> **Exercise**: Give the count of lines holding the string "equazione" and nothing else.

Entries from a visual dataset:
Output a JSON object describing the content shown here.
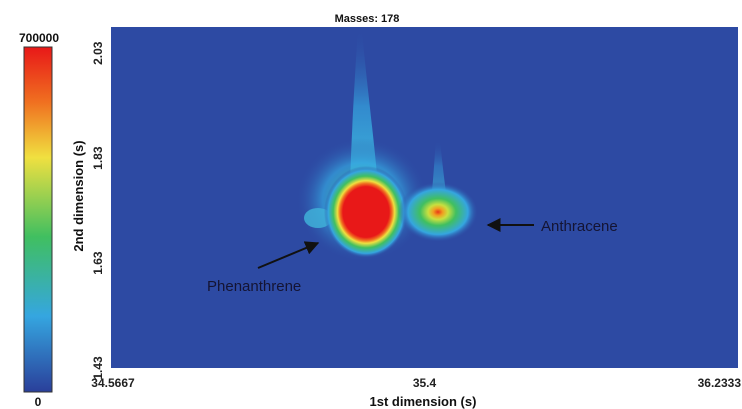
{
  "chart_data": {
    "type": "heatmap",
    "title": "Masses: 178",
    "xlabel": "1st dimension (s)",
    "ylabel": "2nd dimension (s)",
    "xlim": [
      34.5667,
      36.2333
    ],
    "ylim": [
      1.43,
      2.08
    ],
    "x_ticks": [
      "34.5667",
      "35.4",
      "36.2333"
    ],
    "x_tick_values": [
      34.5667,
      35.4,
      36.2333
    ],
    "y_ticks": [
      "1.43",
      "1.63",
      "1.83",
      "2.03"
    ],
    "y_tick_values": [
      1.43,
      1.63,
      1.83,
      2.03
    ],
    "colorbar": {
      "min": 0,
      "max": 700000,
      "min_label": "0",
      "max_label": "700000",
      "colors": [
        "#2a3f9a",
        "#35a6e0",
        "#40bf60",
        "#f0e040",
        "#f07020",
        "#e81818"
      ]
    },
    "background_color": "#2d4aa3",
    "peaks": [
      {
        "name": "Phenanthrene",
        "x": 35.32,
        "y": 1.7,
        "intensity": 700000
      },
      {
        "name": "Anthracene",
        "x": 35.46,
        "y": 1.71,
        "intensity": 420000
      }
    ],
    "annotations": [
      {
        "text": "Phenanthrene",
        "label": "Phenanthrene"
      },
      {
        "text": "Anthracene",
        "label": "Anthracene"
      }
    ]
  }
}
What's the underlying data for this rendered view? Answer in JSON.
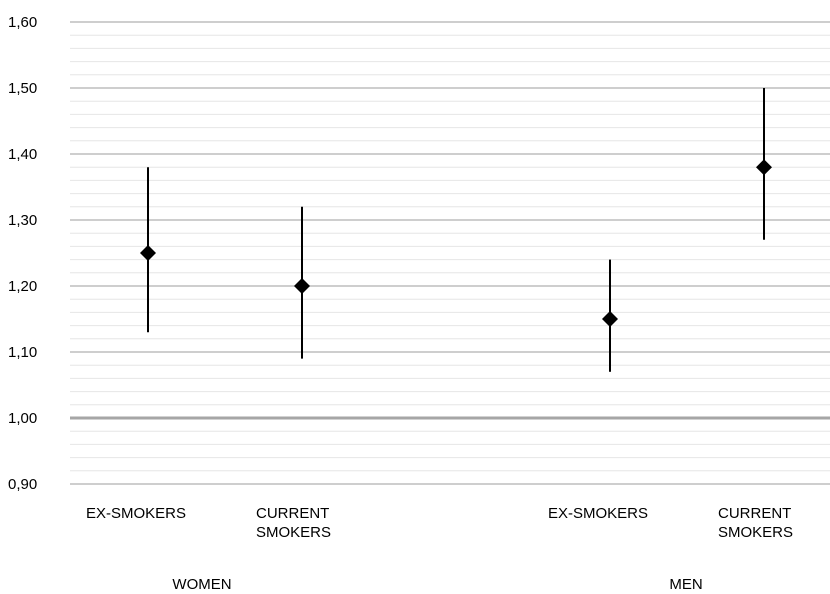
{
  "chart_data": {
    "type": "scatter",
    "title": "",
    "xlabel": "",
    "ylabel": "",
    "ylim": [
      0.9,
      1.6
    ],
    "y_ticks": [
      "0,90",
      "1,00",
      "1,10",
      "1,20",
      "1,30",
      "1,40",
      "1,50",
      "1,60"
    ],
    "y_tick_values": [
      0.9,
      1.0,
      1.1,
      1.2,
      1.3,
      1.4,
      1.5,
      1.6
    ],
    "reference_line": 1.0,
    "grid": true,
    "minor_grid_step": 0.02,
    "categories": [
      {
        "lines": [
          "EX-SMOKERS"
        ],
        "group": "WOMEN"
      },
      {
        "lines": [
          "CURRENT",
          "SMOKERS"
        ],
        "group": "WOMEN"
      },
      {
        "lines": [
          "EX-SMOKERS"
        ],
        "group": "MEN"
      },
      {
        "lines": [
          "CURRENT",
          "SMOKERS"
        ],
        "group": "MEN"
      }
    ],
    "groups": [
      "WOMEN",
      "MEN"
    ],
    "points": [
      {
        "estimate": 1.25,
        "lower": 1.13,
        "upper": 1.38
      },
      {
        "estimate": 1.2,
        "lower": 1.09,
        "upper": 1.32
      },
      {
        "estimate": 1.15,
        "lower": 1.07,
        "upper": 1.24
      },
      {
        "estimate": 1.38,
        "lower": 1.27,
        "upper": 1.5
      }
    ],
    "colors": {
      "marker": "#000000",
      "major_grid": "#bdbdbd",
      "minor_grid": "#e6e6e6",
      "reference": "#a6a6a6"
    }
  }
}
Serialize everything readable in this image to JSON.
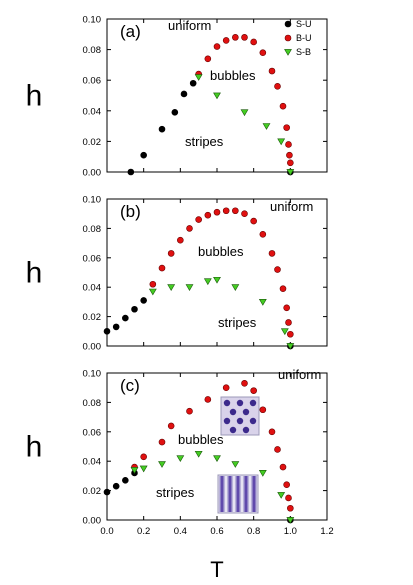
{
  "chart_data": [
    {
      "type": "scatter",
      "panel_label": "(a)",
      "ylabel": "h",
      "xlim": [
        0,
        1.2
      ],
      "ylim": [
        0,
        0.1
      ],
      "yticks": [
        "0.00",
        "0.02",
        "0.04",
        "0.06",
        "0.08",
        "0.10"
      ],
      "region_labels": [
        "uniform",
        "bubbles",
        "stripes"
      ],
      "legend": [
        {
          "name": "S-U",
          "marker": "circle",
          "color": "#000000"
        },
        {
          "name": "B-U",
          "marker": "circle",
          "color": "#e01010"
        },
        {
          "name": "S-B",
          "marker": "triangle-down",
          "color": "#44cc22"
        }
      ],
      "series": [
        {
          "name": "S-U",
          "points": [
            [
              0.13,
              0.0
            ],
            [
              0.2,
              0.011
            ],
            [
              0.3,
              0.028
            ],
            [
              0.37,
              0.039
            ],
            [
              0.42,
              0.051
            ],
            [
              0.47,
              0.058
            ],
            [
              1.0,
              0.0
            ]
          ]
        },
        {
          "name": "B-U",
          "points": [
            [
              0.5,
              0.064
            ],
            [
              0.55,
              0.074
            ],
            [
              0.6,
              0.082
            ],
            [
              0.65,
              0.086
            ],
            [
              0.7,
              0.088
            ],
            [
              0.75,
              0.088
            ],
            [
              0.8,
              0.085
            ],
            [
              0.85,
              0.078
            ],
            [
              0.9,
              0.066
            ],
            [
              0.93,
              0.056
            ],
            [
              0.96,
              0.043
            ],
            [
              0.98,
              0.029
            ],
            [
              0.99,
              0.018
            ],
            [
              0.995,
              0.011
            ],
            [
              1.0,
              0.006
            ]
          ]
        },
        {
          "name": "S-B",
          "points": [
            [
              0.5,
              0.062
            ],
            [
              0.6,
              0.05
            ],
            [
              0.75,
              0.039
            ],
            [
              0.87,
              0.03
            ],
            [
              0.95,
              0.02
            ],
            [
              1.0,
              0.0
            ]
          ]
        }
      ]
    },
    {
      "type": "scatter",
      "panel_label": "(b)",
      "ylabel": "h",
      "xlim": [
        0,
        1.2
      ],
      "ylim": [
        0,
        0.1
      ],
      "yticks": [
        "0.00",
        "0.02",
        "0.04",
        "0.06",
        "0.08",
        "0.10"
      ],
      "region_labels": [
        "uniform",
        "bubbles",
        "stripes"
      ],
      "series": [
        {
          "name": "S-U",
          "points": [
            [
              0.0,
              0.01
            ],
            [
              0.05,
              0.013
            ],
            [
              0.1,
              0.019
            ],
            [
              0.15,
              0.025
            ],
            [
              0.2,
              0.031
            ],
            [
              1.0,
              0.0
            ]
          ]
        },
        {
          "name": "B-U",
          "points": [
            [
              0.25,
              0.042
            ],
            [
              0.3,
              0.053
            ],
            [
              0.35,
              0.063
            ],
            [
              0.4,
              0.072
            ],
            [
              0.45,
              0.08
            ],
            [
              0.5,
              0.086
            ],
            [
              0.55,
              0.089
            ],
            [
              0.6,
              0.091
            ],
            [
              0.65,
              0.092
            ],
            [
              0.7,
              0.092
            ],
            [
              0.75,
              0.09
            ],
            [
              0.8,
              0.085
            ],
            [
              0.85,
              0.076
            ],
            [
              0.9,
              0.063
            ],
            [
              0.93,
              0.052
            ],
            [
              0.96,
              0.039
            ],
            [
              0.98,
              0.026
            ],
            [
              0.99,
              0.016
            ],
            [
              1.0,
              0.008
            ]
          ]
        },
        {
          "name": "S-B",
          "points": [
            [
              0.25,
              0.037
            ],
            [
              0.35,
              0.04
            ],
            [
              0.45,
              0.04
            ],
            [
              0.55,
              0.044
            ],
            [
              0.6,
              0.045
            ],
            [
              0.7,
              0.04
            ],
            [
              0.85,
              0.03
            ],
            [
              0.97,
              0.01
            ],
            [
              1.0,
              0.0
            ]
          ]
        }
      ]
    },
    {
      "type": "scatter",
      "panel_label": "(c)",
      "ylabel": "h",
      "xlabel": "T",
      "xlim": [
        0,
        1.2
      ],
      "ylim": [
        0,
        0.1
      ],
      "xticks": [
        "0.0",
        "0.2",
        "0.4",
        "0.6",
        "0.8",
        "1.0",
        "1.2"
      ],
      "yticks": [
        "0.00",
        "0.02",
        "0.04",
        "0.06",
        "0.08",
        "0.10"
      ],
      "region_labels": [
        "uniform",
        "bubbles",
        "stripes"
      ],
      "series": [
        {
          "name": "S-U",
          "points": [
            [
              0.0,
              0.019
            ],
            [
              0.05,
              0.023
            ],
            [
              0.1,
              0.027
            ],
            [
              0.15,
              0.032
            ],
            [
              1.0,
              0.0
            ]
          ]
        },
        {
          "name": "B-U",
          "points": [
            [
              0.15,
              0.036
            ],
            [
              0.2,
              0.043
            ],
            [
              0.3,
              0.053
            ],
            [
              0.35,
              0.064
            ],
            [
              0.45,
              0.074
            ],
            [
              0.55,
              0.082
            ],
            [
              0.65,
              0.09
            ],
            [
              0.75,
              0.093
            ],
            [
              0.8,
              0.088
            ],
            [
              0.85,
              0.075
            ],
            [
              0.9,
              0.06
            ],
            [
              0.93,
              0.048
            ],
            [
              0.96,
              0.036
            ],
            [
              0.98,
              0.024
            ],
            [
              0.99,
              0.015
            ],
            [
              1.0,
              0.008
            ]
          ]
        },
        {
          "name": "S-B",
          "points": [
            [
              0.15,
              0.034
            ],
            [
              0.2,
              0.035
            ],
            [
              0.3,
              0.038
            ],
            [
              0.4,
              0.042
            ],
            [
              0.5,
              0.045
            ],
            [
              0.6,
              0.042
            ],
            [
              0.7,
              0.038
            ],
            [
              0.85,
              0.032
            ],
            [
              0.95,
              0.017
            ],
            [
              1.0,
              0.0
            ]
          ]
        }
      ],
      "insets": [
        "bubble-pattern",
        "stripe-pattern"
      ]
    }
  ]
}
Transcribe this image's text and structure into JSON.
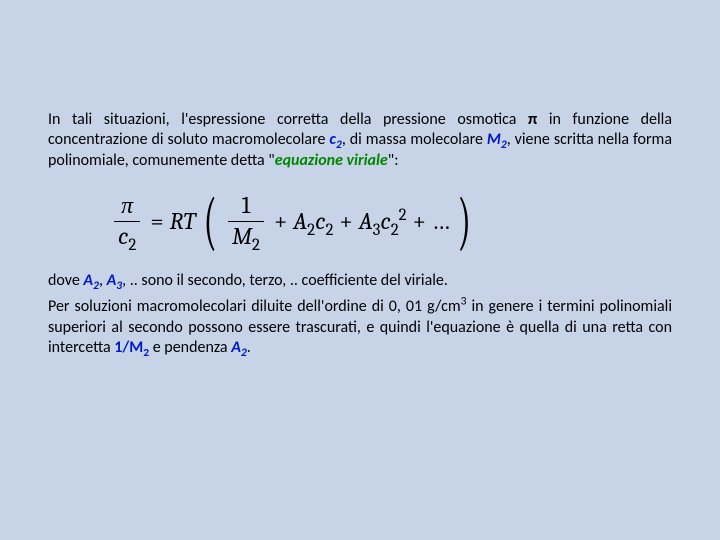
{
  "background_color": "#c7d4e8",
  "text_color": "#000000",
  "blue_color": "#0018c8",
  "green_color": "#008600",
  "body_fontsize": 16,
  "eq_fontsize": 24,
  "p1": {
    "t1": "In tali situazioni, l'espressione corretta della pressione osmotica ",
    "pi": "π",
    "t2": " in funzione della concentrazione di soluto macromolecolare ",
    "c2": "c",
    "c2s": "2",
    "t3": ", di massa molecolare ",
    "m2": "M",
    "m2s": "2",
    "t4": ", viene scritta nella forma polinomiale, comunemente detta \"",
    "eqv": "equazione viriale",
    "t5": "\":"
  },
  "eq": {
    "pi": "π",
    "c2": "c",
    "c2s": "2",
    "eq": "=",
    "R": "R",
    "T": "T",
    "lp": "(",
    "one": "1",
    "M2": "M",
    "M2s": "2",
    "plus": "+",
    "A2": "A",
    "A2s": "2",
    "A3": "A",
    "A3s": "3",
    "sq": "2",
    "dots": "…",
    "rp": ")"
  },
  "p2": {
    "t1": "dove ",
    "A2": "A",
    "A2s": "2",
    "t2": ", ",
    "A3": "A",
    "A3s": "3",
    "t3": ", .. sono il secondo, terzo, .. coefficiente del viriale."
  },
  "p3": {
    "t1": "Per soluzioni macromolecolari diluite dell'ordine di 0, 01 g/cm",
    "p3sup": "3",
    "t2": " in genere i termini polinomiali superiori al secondo possono essere trascurati, e quindi l'equazione è quella di una retta con intercetta ",
    "im": "1/M",
    "ims": "2",
    "t3": " e pendenza ",
    "pa": "A",
    "pas": "2",
    "t4": "."
  }
}
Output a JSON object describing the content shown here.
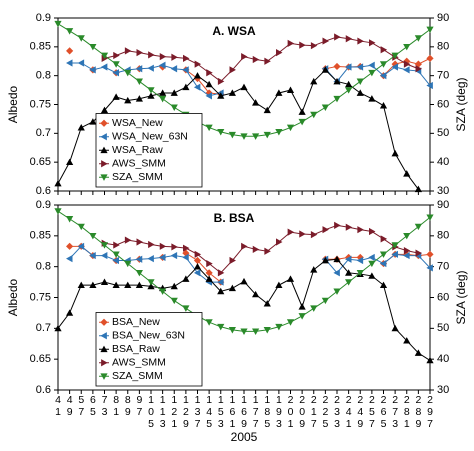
{
  "chart_data": [
    {
      "type": "line",
      "title": "A. WSA",
      "ylabel": "Albedo",
      "y2label": "SZA (deg)",
      "ylim": [
        0.6,
        0.9
      ],
      "yticks": [
        0.6,
        0.65,
        0.7,
        0.75,
        0.8,
        0.85,
        0.9
      ],
      "y2lim": [
        30,
        90
      ],
      "y2ticks": [
        30,
        40,
        50,
        60,
        70,
        80,
        90
      ],
      "grid": false,
      "legend": "lower left",
      "series": [
        {
          "name": "WSA_New",
          "color": "#e0502a",
          "marker": "diamond",
          "values": [
            null,
            0.843,
            null,
            0.81,
            null,
            0.805,
            null,
            0.812,
            null,
            0.815,
            null,
            0.81,
            0.795,
            0.77,
            0.768,
            null,
            null,
            null,
            null,
            null,
            null,
            null,
            null,
            0.812,
            0.816,
            0.815,
            0.816,
            null,
            0.8,
            0.82,
            0.825,
            0.82,
            0.83
          ]
        },
        {
          "name": "WSA_New_63N",
          "color": "#2e75b6",
          "marker": "triangle-left",
          "values": [
            null,
            0.822,
            0.822,
            0.81,
            0.815,
            0.805,
            0.81,
            0.812,
            0.813,
            0.818,
            0.812,
            0.81,
            0.78,
            0.765,
            0.77,
            null,
            null,
            null,
            null,
            null,
            null,
            null,
            null,
            0.812,
            0.79,
            0.815,
            0.815,
            0.818,
            0.8,
            0.815,
            0.81,
            0.808,
            0.783
          ]
        },
        {
          "name": "WSA_Raw",
          "color": "#000000",
          "marker": "triangle-up",
          "values": [
            0.613,
            0.65,
            0.71,
            0.72,
            0.74,
            0.763,
            0.757,
            0.76,
            0.765,
            0.77,
            0.77,
            0.78,
            0.8,
            0.785,
            0.765,
            0.77,
            0.78,
            0.753,
            0.74,
            0.77,
            0.775,
            0.737,
            0.79,
            0.81,
            0.79,
            0.785,
            0.77,
            0.76,
            0.748,
            0.665,
            0.63,
            0.603,
            null
          ]
        },
        {
          "name": "AWS_SMM",
          "color": "#7b1c2a",
          "marker": "triangle-right",
          "values": [
            null,
            null,
            null,
            null,
            0.83,
            0.835,
            0.843,
            0.84,
            0.836,
            0.833,
            0.832,
            0.83,
            0.82,
            0.805,
            0.79,
            0.81,
            0.833,
            0.828,
            0.825,
            0.84,
            0.856,
            0.853,
            0.852,
            0.86,
            0.867,
            0.864,
            0.86,
            0.857,
            0.845,
            0.832,
            0.82,
            0.812,
            null
          ]
        },
        {
          "name": "SZA_SMM",
          "color": "#2a8a2a",
          "marker": "triangle-down",
          "axis": "y2",
          "values": [
            88,
            85.5,
            83,
            80,
            77,
            74,
            71,
            68,
            65,
            62,
            59,
            56.5,
            54,
            52,
            50.5,
            49.5,
            49,
            49,
            49.5,
            50.5,
            52,
            54,
            56.5,
            59,
            62,
            65,
            68,
            71,
            74,
            77,
            80,
            83,
            86
          ]
        }
      ]
    },
    {
      "type": "line",
      "title": "B. BSA",
      "ylabel": "Albedo",
      "y2label": "SZA (deg)",
      "xlabel": "2005",
      "categories": [
        "41",
        "49",
        "57",
        "65",
        "73",
        "81",
        "89",
        "97",
        "105",
        "113",
        "121",
        "129",
        "137",
        "145",
        "153",
        "161",
        "169",
        "177",
        "185",
        "193",
        "201",
        "209",
        "217",
        "225",
        "233",
        "241",
        "249",
        "257",
        "265",
        "273",
        "281",
        "289",
        "297"
      ],
      "ylim": [
        0.6,
        0.9
      ],
      "yticks": [
        0.6,
        0.65,
        0.7,
        0.75,
        0.8,
        0.85,
        0.9
      ],
      "y2lim": [
        30,
        90
      ],
      "y2ticks": [
        30,
        40,
        50,
        60,
        70,
        80,
        90
      ],
      "grid": false,
      "legend": "lower left",
      "series": [
        {
          "name": "BSA_New",
          "color": "#e0502a",
          "marker": "diamond",
          "values": [
            null,
            0.833,
            0.833,
            0.818,
            null,
            0.81,
            null,
            0.812,
            null,
            0.815,
            null,
            0.822,
            0.81,
            0.79,
            0.775,
            null,
            null,
            null,
            null,
            null,
            null,
            null,
            null,
            0.812,
            0.812,
            0.815,
            0.815,
            null,
            0.805,
            0.82,
            0.82,
            0.818,
            0.82
          ]
        },
        {
          "name": "BSA_New_63N",
          "color": "#2e75b6",
          "marker": "triangle-left",
          "values": [
            null,
            0.813,
            0.833,
            0.818,
            0.818,
            0.81,
            0.81,
            0.812,
            0.813,
            0.815,
            0.818,
            0.815,
            0.79,
            0.775,
            0.775,
            null,
            null,
            null,
            null,
            null,
            null,
            null,
            null,
            0.812,
            0.79,
            0.812,
            0.81,
            0.815,
            0.805,
            0.82,
            0.818,
            0.818,
            0.798
          ]
        },
        {
          "name": "BSA_Raw",
          "color": "#000000",
          "marker": "triangle-up",
          "values": [
            0.7,
            0.725,
            0.77,
            0.77,
            0.775,
            0.77,
            0.77,
            0.77,
            0.768,
            0.765,
            0.768,
            0.78,
            0.8,
            0.78,
            0.76,
            0.765,
            0.776,
            0.755,
            0.74,
            0.77,
            0.78,
            0.735,
            0.795,
            0.81,
            0.812,
            0.79,
            0.788,
            0.785,
            0.77,
            0.7,
            0.68,
            0.66,
            0.648
          ]
        },
        {
          "name": "AWS_SMM",
          "color": "#7b1c2a",
          "marker": "triangle-right",
          "values": [
            null,
            null,
            null,
            null,
            0.838,
            0.835,
            0.843,
            0.84,
            0.836,
            0.833,
            0.832,
            0.83,
            0.82,
            0.805,
            0.79,
            0.81,
            0.833,
            0.828,
            0.825,
            0.84,
            0.856,
            0.853,
            0.852,
            0.86,
            0.867,
            0.864,
            0.86,
            0.857,
            0.845,
            0.832,
            0.826,
            0.822,
            null
          ]
        },
        {
          "name": "SZA_SMM",
          "color": "#2a8a2a",
          "marker": "triangle-down",
          "axis": "y2",
          "values": [
            88,
            85.5,
            83,
            80,
            77,
            74,
            71,
            68,
            65,
            62,
            59,
            56.5,
            54,
            52,
            50.5,
            49.5,
            49,
            49,
            49.5,
            50.5,
            52,
            54,
            56.5,
            59,
            62,
            65,
            68,
            71,
            74,
            77,
            80,
            83,
            86
          ]
        }
      ]
    }
  ]
}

> **In response**: 2